Directive ▸
The entries below are to be transcribed in full, without their images.

Collected data ▸
┌────────

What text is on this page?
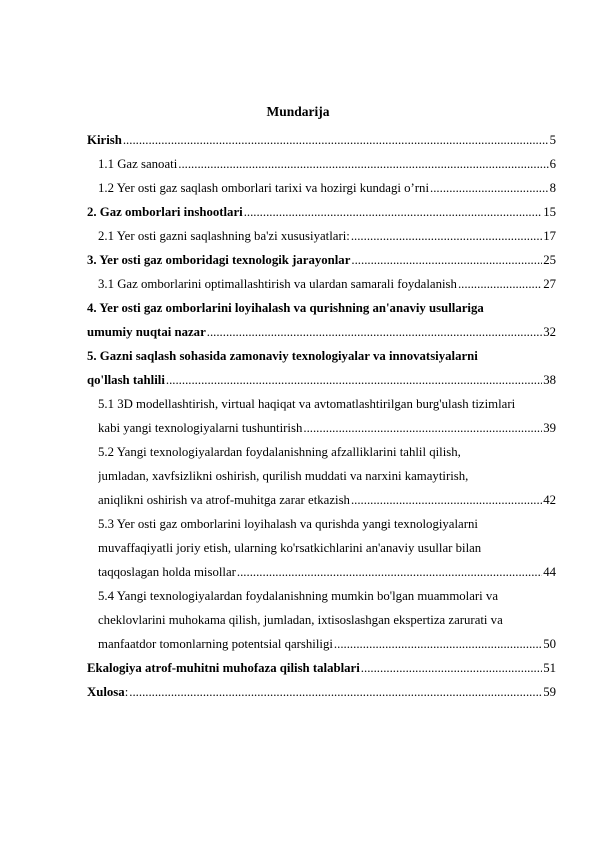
Mundarija
Kirish .....	5
1.1 Gaz sanoati .....	6
1.2 Yer osti gaz saqlash omborlari tarixi va hozirgi kundagi o’rni .....	8
2. Gaz omborlari inshootlari .....	15
2.1 Yer osti gazni saqlashning ba'zi xususiyatlari: .....	17
3. Yer osti gaz omboridagi texnologik jarayonlar .....	25
3.1 Gaz omborlarini optimallashtirish va ulardan samarali foydalanish .....	27
4. Yer osti gaz omborlarini loyihalash va qurishning an'anaviy usullariga
umumiy nuqtai nazar .....	32
5. Gazni saqlash sohasida zamonaviy texnologiyalar va innovatsiyalarni
qo'llash tahlili .....	38
5.1 3D modellashtirish, virtual haqiqat va avtomatlashtirilgan burg'ulash tizimlari
kabi yangi texnologiyalarni tushuntirish .....	39
5.2 Yangi texnologiyalardan foydalanishning afzalliklarini tahlil qilish,
jumladan, xavfsizlikni oshirish, qurilish muddati va narxini kamaytirish,
aniqlikni oshirish va atrof-muhitga zarar etkazish .....	42
5.3 Yer osti gaz omborlarini loyihalash va qurishda yangi texnologiyalarni
muvaffaqiyatli joriy etish, ularning ko'rsatkichlarini an'anaviy usullar bilan
taqqoslagan holda misollar .....	44
5.4 Yangi texnologiyalardan foydalanishning mumkin bo'lgan muammolari va
cheklovlarini muhokama qilish, jumladan, ixtisoslashgan ekspertiza zarurati va
manfaatdor tomonlarning potentsial qarshiligi .....	50
Ekalogiya atrof-muhitni muhofaza qilish talablari .....	51
Xulosa : .....	59
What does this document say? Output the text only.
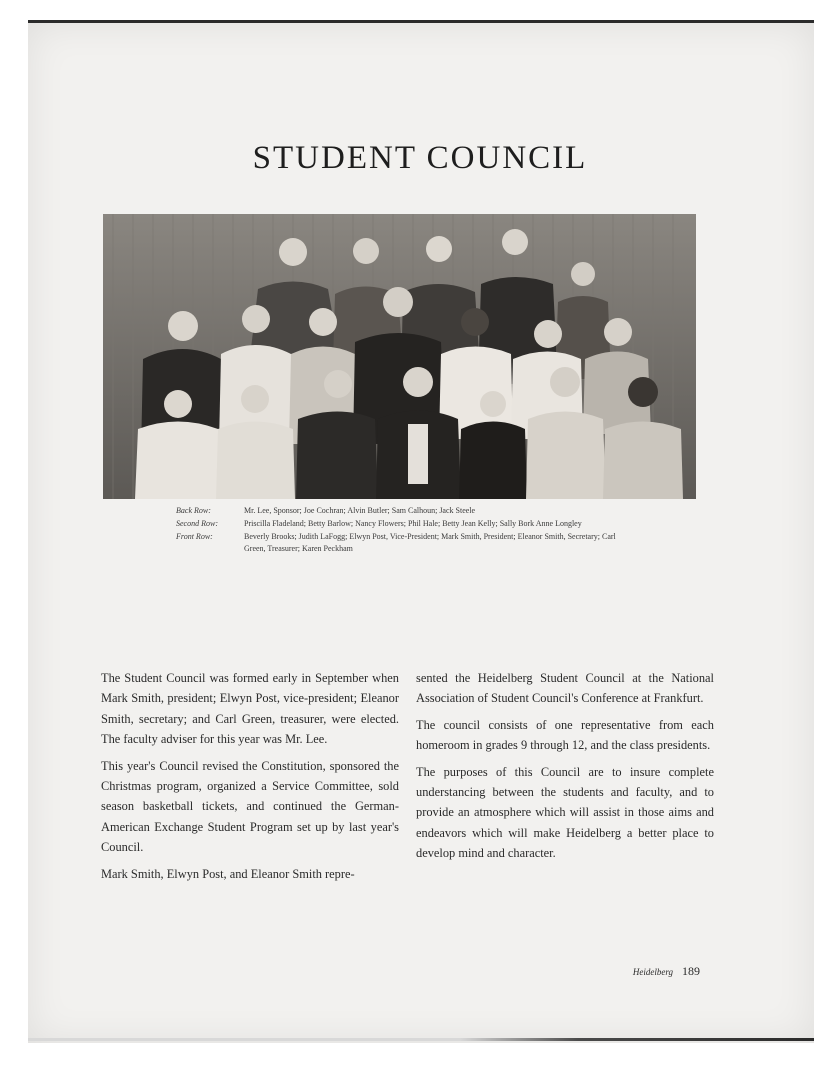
STUDENT COUNCIL
Back Row:	Mr. Lee, Sponsor; Joe Cochran; Alvin Butler; Sam Calhoun; Jack Steele
Second Row:	Priscilla Fladeland; Betty Barlow; Nancy Flowers; Phil Hale; Betty Jean Kelly; Sally Bork Anne Longley
Front Row:	Beverly Brooks; Judith LaFogg; Elwyn Post, Vice-President; Mark Smith, President; Eleanor Smith, Secretary; Carl Green, Treasurer; Karen Peckham

The Student Council was formed early in September when Mark Smith, president; Elwyn Post, vice-president; Eleanor Smith, secretary; and Carl Green, treasurer, were elected. The faculty adviser for this year was Mr. Lee.

This year's Council revised the Constitution, sponsored the Christmas program, organized a Service Committee, sold season basketball tickets, and continued the German-American Exchange Student Program set up by last year's Council.

Mark Smith, Elwyn Post, and Eleanor Smith repre-

sented the Heidelberg Student Council at the National Association of Student Council's Conference at Frankfurt.

The council consists of one representative from each homeroom in grades 9 through 12, and the class presidents.

The purposes of this Council are to insure complete understancing between the students and faculty, and to provide an atmosphere which will assist in those aims and endeavors which will make Heidelberg a better place to develop mind and character.

Heidelberg 189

└────────

Result of this task ▸
What text is on this page?
Mundarija
Kirish .....	5
1.1 Gaz sanoati .....	6
1.2 Yer osti gaz saqlash omborlari tarixi va hozirgi kundagi o’rni .....	8
2. Gaz omborlari inshootlari .....	15
2.1 Yer osti gazni saqlashning ba'zi xususiyatlari: .....	17
3. Yer osti gaz omboridagi texnologik jarayonlar .....	25
3.1 Gaz omborlarini optimallashtirish va ulardan samarali foydalanish .....	27
4. Yer osti gaz omborlarini loyihalash va qurishning an'anaviy usullariga
umumiy nuqtai nazar .....	32
5. Gazni saqlash sohasida zamonaviy texnologiyalar va innovatsiyalarni
qo'llash tahlili .....	38
5.1 3D modellashtirish, virtual haqiqat va avtomatlashtirilgan burg'ulash tizimlari
kabi yangi texnologiyalarni tushuntirish .....	39
5.2 Yangi texnologiyalardan foydalanishning afzalliklarini tahlil qilish,
jumladan, xavfsizlikni oshirish, qurilish muddati va narxini kamaytirish,
aniqlikni oshirish va atrof-muhitga zarar etkazish .....	42
5.3 Yer osti gaz omborlarini loyihalash va qurishda yangi texnologiyalarni
muvaffaqiyatli joriy etish, ularning ko'rsatkichlarini an'anaviy usullar bilan
taqqoslagan holda misollar .....	44
5.4 Yangi texnologiyalardan foydalanishning mumkin bo'lgan muammolari va
cheklovlarini muhokama qilish, jumladan, ixtisoslashgan ekspertiza zarurati va
manfaatdor tomonlarning potentsial qarshiligi .....	50
Ekalogiya atrof-muhitni muhofaza qilish talablari .....	51
Xulosa : .....	59
What does this document say? Output the text only.
STUDENT COUNCIL
Back Row:	Mr. Lee, Sponsor; Joe Cochran; Alvin Butler; Sam Calhoun; Jack Steele
Second Row:	Priscilla Fladeland; Betty Barlow; Nancy Flowers; Phil Hale; Betty Jean Kelly; Sally Bork Anne Longley
Front Row:	Beverly Brooks; Judith LaFogg; Elwyn Post, Vice-President; Mark Smith, President; Eleanor Smith, Secretary; Carl Green, Treasurer; Karen Peckham

The Student Council was formed early in September when Mark Smith, president; Elwyn Post, vice-president; Eleanor Smith, secretary; and Carl Green, treasurer, were elected. The faculty adviser for this year was Mr. Lee.

This year's Council revised the Constitution, sponsored the Christmas program, organized a Service Committee, sold season basketball tickets, and continued the German-American Exchange Student Program set up by last year's Council.

Mark Smith, Elwyn Post, and Eleanor Smith repre-

sented the Heidelberg Student Council at the National Association of Student Council's Conference at Frankfurt.

The council consists of one representative from each homeroom in grades 9 through 12, and the class presidents.

The purposes of this Council are to insure complete understancing between the students and faculty, and to provide an atmosphere which will assist in those aims and endeavors which will make Heidelberg a better place to develop mind and character.

Heidelberg 189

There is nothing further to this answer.